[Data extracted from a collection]
▼
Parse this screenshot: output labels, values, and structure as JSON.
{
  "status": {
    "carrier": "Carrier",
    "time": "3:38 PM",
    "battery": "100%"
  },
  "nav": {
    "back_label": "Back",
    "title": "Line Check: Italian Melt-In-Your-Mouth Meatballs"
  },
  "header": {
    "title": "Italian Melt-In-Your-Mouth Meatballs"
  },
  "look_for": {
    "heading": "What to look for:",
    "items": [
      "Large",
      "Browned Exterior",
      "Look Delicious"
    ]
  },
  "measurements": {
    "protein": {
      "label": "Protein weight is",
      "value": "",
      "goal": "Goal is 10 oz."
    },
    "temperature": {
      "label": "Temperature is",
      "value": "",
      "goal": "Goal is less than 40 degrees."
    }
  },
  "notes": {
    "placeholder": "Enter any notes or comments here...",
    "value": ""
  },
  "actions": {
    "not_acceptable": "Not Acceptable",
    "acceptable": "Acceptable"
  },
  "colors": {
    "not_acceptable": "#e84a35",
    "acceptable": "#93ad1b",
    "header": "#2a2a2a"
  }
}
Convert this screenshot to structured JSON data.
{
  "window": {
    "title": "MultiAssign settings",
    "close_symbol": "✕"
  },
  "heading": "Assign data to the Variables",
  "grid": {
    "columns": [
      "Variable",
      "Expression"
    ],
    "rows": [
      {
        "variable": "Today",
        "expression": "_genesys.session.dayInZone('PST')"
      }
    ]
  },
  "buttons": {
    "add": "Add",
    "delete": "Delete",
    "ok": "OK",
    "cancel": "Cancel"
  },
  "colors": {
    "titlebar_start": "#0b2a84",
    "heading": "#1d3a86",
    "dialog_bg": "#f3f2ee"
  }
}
▲
The response has to contain every record shown above, unaltered and complete.

# [Solution]
Parse this screenshot: output labels, values, and structure as JSON.
{
  "status": {
    "carrier": "Carrier",
    "time": "3:38 PM",
    "battery": "100%"
  },
  "nav": {
    "back_label": "Back",
    "title": "Line Check: Italian Melt-In-Your-Mouth Meatballs"
  },
  "header": {
    "title": "Italian Melt-In-Your-Mouth Meatballs"
  },
  "look_for": {
    "heading": "What to look for:",
    "items": [
      "Large",
      "Browned Exterior",
      "Look Delicious"
    ]
  },
  "measurements": {
    "protein": {
      "label": "Protein weight is",
      "value": "",
      "goal": "Goal is 10 oz."
    },
    "temperature": {
      "label": "Temperature is",
      "value": "",
      "goal": "Goal is less than 40 degrees."
    }
  },
  "notes": {
    "placeholder": "Enter any notes or comments here...",
    "value": ""
  },
  "actions": {
    "not_acceptable": "Not Acceptable",
    "acceptable": "Acceptable"
  },
  "colors": {
    "not_acceptable": "#e84a35",
    "acceptable": "#93ad1b",
    "header": "#2a2a2a"
  }
}
Convert this screenshot to structured JSON data.
{
  "window": {
    "title": "MultiAssign settings",
    "close_symbol": "✕"
  },
  "heading": "Assign data to the Variables",
  "grid": {
    "columns": [
      "Variable",
      "Expression"
    ],
    "rows": [
      {
        "variable": "Today",
        "expression": "_genesys.session.dayInZone('PST')"
      }
    ]
  },
  "buttons": {
    "add": "Add",
    "delete": "Delete",
    "ok": "OK",
    "cancel": "Cancel"
  },
  "colors": {
    "titlebar_start": "#0b2a84",
    "heading": "#1d3a86",
    "dialog_bg": "#f3f2ee"
  }
}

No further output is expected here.